▶ [TEXTO DO EXERCÍCIO]
Esta operação marca, então, uma nova fase das Campanhas de Dinamização Cultural, contando com a participação de 12 equipas incluindo elementos do Regimento de Infantaria n.º 14, da Guarda Nacional Republicana (GNR) e da Polícia de Segurança Pública (PSP). Para além destes, as equipas incluíram agrónomos, engenheiros, técnicos de saúde e de veterinárias, envolvidos no apoio às populações. 

A campanha organizou-se em duas fases. Num primeiro momento (entre 18 de março e 3 de abril de 1975), o foco foi essencialmente na saúde das populações (integrando brigadas médicas compostas por um médico e um enfermeiro), no levantamento das necessidades locais e na sensibilização política das populações, coincidindo com o período de preparação das eleições para a Assembleia Constituinte.

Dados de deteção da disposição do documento
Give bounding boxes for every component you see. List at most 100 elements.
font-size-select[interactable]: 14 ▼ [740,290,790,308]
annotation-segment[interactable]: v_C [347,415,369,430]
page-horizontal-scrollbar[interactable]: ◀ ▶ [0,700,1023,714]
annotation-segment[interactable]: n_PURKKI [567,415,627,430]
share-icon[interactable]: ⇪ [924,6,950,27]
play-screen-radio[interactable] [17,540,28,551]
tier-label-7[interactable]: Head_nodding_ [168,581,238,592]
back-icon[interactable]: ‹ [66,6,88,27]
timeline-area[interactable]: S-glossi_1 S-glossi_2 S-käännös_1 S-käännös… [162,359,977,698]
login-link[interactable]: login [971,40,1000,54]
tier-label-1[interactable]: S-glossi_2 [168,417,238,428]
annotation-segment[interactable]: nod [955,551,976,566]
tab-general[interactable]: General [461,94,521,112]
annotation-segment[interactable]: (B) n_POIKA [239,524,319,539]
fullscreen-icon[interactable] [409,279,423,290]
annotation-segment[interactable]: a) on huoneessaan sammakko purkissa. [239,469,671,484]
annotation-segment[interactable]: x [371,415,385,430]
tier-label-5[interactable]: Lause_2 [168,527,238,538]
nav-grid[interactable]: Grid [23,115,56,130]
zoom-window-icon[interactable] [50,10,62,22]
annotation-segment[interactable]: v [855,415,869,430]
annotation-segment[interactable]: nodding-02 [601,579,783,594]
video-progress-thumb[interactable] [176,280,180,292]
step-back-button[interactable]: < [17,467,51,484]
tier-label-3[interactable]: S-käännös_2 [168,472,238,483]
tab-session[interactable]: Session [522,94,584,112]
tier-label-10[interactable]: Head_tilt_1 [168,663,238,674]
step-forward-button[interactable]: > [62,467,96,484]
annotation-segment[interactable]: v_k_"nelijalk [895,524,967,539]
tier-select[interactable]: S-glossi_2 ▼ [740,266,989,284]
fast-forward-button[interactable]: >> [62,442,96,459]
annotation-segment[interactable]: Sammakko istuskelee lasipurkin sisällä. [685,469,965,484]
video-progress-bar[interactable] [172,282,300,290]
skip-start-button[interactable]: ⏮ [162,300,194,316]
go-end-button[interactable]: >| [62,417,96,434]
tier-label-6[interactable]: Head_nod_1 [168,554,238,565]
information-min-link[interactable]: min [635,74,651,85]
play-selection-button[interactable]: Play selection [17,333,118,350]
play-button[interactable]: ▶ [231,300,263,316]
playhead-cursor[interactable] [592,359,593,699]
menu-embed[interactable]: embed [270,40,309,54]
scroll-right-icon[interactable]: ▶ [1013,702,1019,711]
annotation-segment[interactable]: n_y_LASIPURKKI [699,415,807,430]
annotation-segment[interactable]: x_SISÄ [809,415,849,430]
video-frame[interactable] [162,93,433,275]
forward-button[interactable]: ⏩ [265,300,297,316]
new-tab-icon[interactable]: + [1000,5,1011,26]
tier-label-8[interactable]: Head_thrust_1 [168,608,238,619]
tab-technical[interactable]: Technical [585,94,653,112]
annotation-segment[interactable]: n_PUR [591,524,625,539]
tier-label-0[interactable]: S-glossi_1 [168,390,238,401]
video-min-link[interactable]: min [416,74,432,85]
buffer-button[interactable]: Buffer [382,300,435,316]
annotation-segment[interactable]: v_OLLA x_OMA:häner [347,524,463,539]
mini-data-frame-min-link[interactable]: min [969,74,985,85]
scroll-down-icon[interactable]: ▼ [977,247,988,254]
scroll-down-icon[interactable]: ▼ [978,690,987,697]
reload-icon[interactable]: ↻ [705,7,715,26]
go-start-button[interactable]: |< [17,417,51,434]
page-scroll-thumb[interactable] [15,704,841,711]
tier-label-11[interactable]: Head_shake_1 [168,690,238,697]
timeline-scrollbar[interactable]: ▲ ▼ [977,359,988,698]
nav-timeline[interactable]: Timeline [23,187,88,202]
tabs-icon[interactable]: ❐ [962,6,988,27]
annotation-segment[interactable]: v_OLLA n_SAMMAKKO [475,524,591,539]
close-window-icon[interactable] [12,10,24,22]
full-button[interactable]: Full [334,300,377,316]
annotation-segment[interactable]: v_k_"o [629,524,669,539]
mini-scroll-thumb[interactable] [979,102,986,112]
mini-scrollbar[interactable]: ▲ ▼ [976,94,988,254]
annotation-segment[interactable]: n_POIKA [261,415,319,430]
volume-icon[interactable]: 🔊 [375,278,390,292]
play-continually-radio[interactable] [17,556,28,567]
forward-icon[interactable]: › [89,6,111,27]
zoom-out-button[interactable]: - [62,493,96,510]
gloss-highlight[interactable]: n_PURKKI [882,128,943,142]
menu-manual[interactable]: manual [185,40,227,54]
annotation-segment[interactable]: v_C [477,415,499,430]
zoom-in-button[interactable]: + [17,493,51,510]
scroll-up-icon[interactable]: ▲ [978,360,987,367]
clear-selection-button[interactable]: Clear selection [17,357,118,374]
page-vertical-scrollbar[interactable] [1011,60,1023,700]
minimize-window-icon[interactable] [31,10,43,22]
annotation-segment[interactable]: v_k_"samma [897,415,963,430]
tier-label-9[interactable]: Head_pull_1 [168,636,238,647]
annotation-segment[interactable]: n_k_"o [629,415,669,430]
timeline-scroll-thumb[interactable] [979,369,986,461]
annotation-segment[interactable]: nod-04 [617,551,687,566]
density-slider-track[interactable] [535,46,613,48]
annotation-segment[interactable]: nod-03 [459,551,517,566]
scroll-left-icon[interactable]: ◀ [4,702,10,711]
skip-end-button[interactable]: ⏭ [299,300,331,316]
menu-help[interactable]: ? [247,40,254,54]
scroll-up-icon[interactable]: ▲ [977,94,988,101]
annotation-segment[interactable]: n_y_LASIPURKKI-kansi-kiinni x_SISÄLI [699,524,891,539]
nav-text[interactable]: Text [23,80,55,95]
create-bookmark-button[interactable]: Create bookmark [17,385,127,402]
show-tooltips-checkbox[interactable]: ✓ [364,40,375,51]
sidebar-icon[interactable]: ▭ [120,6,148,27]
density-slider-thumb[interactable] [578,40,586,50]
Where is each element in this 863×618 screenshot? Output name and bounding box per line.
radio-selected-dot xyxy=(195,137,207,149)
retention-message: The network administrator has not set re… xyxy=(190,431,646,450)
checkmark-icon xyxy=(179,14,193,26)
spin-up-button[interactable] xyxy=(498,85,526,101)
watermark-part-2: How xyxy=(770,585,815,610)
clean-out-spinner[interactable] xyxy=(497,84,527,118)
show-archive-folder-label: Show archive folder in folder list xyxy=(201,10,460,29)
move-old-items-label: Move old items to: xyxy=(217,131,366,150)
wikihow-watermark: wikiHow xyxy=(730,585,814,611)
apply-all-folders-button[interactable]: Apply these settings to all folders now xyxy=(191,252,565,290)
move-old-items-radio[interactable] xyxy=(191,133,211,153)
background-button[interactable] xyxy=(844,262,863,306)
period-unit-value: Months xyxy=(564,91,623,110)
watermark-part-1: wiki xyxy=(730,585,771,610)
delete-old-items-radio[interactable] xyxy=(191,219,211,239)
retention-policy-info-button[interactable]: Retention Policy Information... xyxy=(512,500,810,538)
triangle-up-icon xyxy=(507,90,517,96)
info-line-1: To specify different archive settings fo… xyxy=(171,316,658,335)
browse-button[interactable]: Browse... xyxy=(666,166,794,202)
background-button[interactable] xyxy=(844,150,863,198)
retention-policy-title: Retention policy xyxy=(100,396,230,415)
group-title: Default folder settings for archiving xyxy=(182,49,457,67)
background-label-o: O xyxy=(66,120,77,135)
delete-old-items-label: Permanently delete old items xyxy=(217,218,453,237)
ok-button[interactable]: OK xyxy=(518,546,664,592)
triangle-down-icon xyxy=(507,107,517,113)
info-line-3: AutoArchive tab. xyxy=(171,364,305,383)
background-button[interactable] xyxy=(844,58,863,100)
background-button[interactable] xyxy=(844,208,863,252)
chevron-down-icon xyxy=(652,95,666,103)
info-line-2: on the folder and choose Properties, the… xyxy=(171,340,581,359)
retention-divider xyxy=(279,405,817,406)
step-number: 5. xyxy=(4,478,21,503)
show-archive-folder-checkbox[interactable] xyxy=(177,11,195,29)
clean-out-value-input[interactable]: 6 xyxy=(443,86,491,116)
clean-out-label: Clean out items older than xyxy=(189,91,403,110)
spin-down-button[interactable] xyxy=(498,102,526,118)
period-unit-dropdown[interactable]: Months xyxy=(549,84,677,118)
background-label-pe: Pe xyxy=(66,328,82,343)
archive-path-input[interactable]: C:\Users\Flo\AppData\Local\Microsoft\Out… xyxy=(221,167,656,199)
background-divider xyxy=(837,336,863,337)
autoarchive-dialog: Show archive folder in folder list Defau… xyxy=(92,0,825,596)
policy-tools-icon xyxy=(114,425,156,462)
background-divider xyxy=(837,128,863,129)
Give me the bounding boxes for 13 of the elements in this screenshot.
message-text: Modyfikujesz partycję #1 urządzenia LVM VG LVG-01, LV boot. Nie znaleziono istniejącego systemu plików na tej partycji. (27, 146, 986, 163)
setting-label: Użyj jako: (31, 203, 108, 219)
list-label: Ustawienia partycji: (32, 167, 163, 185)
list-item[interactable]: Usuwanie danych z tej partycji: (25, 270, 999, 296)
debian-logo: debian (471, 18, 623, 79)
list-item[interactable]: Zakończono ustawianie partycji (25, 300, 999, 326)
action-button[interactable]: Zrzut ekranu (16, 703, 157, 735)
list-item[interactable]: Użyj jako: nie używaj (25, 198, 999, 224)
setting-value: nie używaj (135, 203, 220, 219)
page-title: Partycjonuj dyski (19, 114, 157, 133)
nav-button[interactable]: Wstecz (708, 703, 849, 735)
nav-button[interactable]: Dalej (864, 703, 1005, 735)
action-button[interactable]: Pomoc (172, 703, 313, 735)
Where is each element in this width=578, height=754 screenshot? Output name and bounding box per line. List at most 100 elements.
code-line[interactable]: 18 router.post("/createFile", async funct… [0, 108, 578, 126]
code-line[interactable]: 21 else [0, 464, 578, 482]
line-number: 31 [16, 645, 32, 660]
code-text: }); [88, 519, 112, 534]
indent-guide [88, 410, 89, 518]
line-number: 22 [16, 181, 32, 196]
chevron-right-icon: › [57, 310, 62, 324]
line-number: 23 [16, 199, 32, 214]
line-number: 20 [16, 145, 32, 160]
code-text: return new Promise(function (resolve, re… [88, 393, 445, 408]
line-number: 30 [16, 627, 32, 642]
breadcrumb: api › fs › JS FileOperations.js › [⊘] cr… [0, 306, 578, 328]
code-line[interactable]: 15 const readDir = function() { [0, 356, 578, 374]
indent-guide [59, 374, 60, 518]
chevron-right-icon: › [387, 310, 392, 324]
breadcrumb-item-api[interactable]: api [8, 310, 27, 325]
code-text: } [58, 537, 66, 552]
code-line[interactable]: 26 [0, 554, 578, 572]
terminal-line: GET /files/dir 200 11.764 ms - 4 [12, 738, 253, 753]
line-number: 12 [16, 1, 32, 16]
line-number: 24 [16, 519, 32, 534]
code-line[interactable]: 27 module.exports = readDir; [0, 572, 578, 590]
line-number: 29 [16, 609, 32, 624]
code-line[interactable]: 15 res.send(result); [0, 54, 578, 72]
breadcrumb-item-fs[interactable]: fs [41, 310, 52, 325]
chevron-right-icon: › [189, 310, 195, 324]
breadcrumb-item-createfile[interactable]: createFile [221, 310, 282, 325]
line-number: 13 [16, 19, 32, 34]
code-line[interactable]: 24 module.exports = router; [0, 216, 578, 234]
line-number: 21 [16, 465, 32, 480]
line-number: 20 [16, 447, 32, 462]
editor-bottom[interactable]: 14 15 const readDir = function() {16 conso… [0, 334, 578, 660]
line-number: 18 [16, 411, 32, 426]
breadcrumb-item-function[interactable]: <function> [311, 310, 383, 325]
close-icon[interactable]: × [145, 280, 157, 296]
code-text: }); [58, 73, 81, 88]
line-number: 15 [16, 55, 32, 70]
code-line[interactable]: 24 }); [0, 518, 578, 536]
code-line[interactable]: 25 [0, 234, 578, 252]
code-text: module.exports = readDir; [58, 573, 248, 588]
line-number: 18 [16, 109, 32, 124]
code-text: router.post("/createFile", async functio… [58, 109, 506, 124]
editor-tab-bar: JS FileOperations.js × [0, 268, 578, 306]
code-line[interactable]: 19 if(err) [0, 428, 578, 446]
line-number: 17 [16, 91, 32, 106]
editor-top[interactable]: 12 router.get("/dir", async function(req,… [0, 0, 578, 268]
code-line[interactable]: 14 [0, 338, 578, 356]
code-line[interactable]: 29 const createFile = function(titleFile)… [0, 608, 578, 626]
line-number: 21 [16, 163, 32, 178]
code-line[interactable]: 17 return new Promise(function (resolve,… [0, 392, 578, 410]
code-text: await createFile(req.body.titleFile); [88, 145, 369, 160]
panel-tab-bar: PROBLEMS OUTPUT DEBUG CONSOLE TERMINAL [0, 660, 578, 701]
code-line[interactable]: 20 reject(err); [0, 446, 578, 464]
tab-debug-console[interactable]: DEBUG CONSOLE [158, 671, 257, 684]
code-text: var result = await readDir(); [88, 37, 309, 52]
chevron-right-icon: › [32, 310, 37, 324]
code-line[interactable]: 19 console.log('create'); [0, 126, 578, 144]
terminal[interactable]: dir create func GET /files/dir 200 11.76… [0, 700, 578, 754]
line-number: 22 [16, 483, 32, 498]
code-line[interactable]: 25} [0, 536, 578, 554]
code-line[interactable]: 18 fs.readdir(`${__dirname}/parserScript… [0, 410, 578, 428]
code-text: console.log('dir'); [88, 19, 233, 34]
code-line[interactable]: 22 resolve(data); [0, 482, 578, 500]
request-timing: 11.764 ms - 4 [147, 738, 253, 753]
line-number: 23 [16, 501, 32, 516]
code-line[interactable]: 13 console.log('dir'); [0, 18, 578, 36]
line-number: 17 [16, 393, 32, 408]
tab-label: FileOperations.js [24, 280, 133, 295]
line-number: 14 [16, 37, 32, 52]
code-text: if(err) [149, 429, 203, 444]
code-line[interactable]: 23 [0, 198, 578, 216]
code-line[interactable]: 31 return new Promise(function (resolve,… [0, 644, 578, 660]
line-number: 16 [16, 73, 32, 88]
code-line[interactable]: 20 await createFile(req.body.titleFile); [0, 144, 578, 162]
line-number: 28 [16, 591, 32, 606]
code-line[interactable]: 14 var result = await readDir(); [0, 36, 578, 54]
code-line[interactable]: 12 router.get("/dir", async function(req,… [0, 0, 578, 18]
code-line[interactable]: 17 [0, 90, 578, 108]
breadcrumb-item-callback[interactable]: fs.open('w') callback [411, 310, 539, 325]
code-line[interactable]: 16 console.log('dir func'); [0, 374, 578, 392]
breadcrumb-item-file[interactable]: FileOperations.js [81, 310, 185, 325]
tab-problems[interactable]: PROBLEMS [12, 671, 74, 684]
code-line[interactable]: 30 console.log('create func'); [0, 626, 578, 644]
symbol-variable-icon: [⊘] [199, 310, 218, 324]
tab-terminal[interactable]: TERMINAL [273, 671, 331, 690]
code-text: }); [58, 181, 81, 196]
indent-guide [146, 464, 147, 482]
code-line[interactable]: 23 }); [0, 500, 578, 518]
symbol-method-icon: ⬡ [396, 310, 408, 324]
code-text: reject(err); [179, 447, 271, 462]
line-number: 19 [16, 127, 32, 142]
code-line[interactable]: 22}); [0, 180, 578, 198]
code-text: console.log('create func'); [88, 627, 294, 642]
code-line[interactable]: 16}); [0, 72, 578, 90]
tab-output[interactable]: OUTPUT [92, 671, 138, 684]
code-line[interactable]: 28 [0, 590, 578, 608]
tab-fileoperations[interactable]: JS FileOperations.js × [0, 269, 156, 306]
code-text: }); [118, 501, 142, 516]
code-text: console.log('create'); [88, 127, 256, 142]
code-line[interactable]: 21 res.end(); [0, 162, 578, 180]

▶ [INSTRUÇÕES]
Reproduza o texto do exercício começando nas palavras "A campanha organizou-se" e parando logo após "a Assembleia Constituinte.".

▶ [RESPOSTA]
A campanha organizou-se em duas fases. Num primeiro momento (entre 18 de março e 3 de abril de 1975), o foco foi essencialmente na saúde das populações (integrando brigadas médicas compostas por um médico e um enfermeiro), no levantamento das necessidades locais e na sensibilização política das populações, coincidindo com o período de preparação das eleições para a Assembleia Constituinte.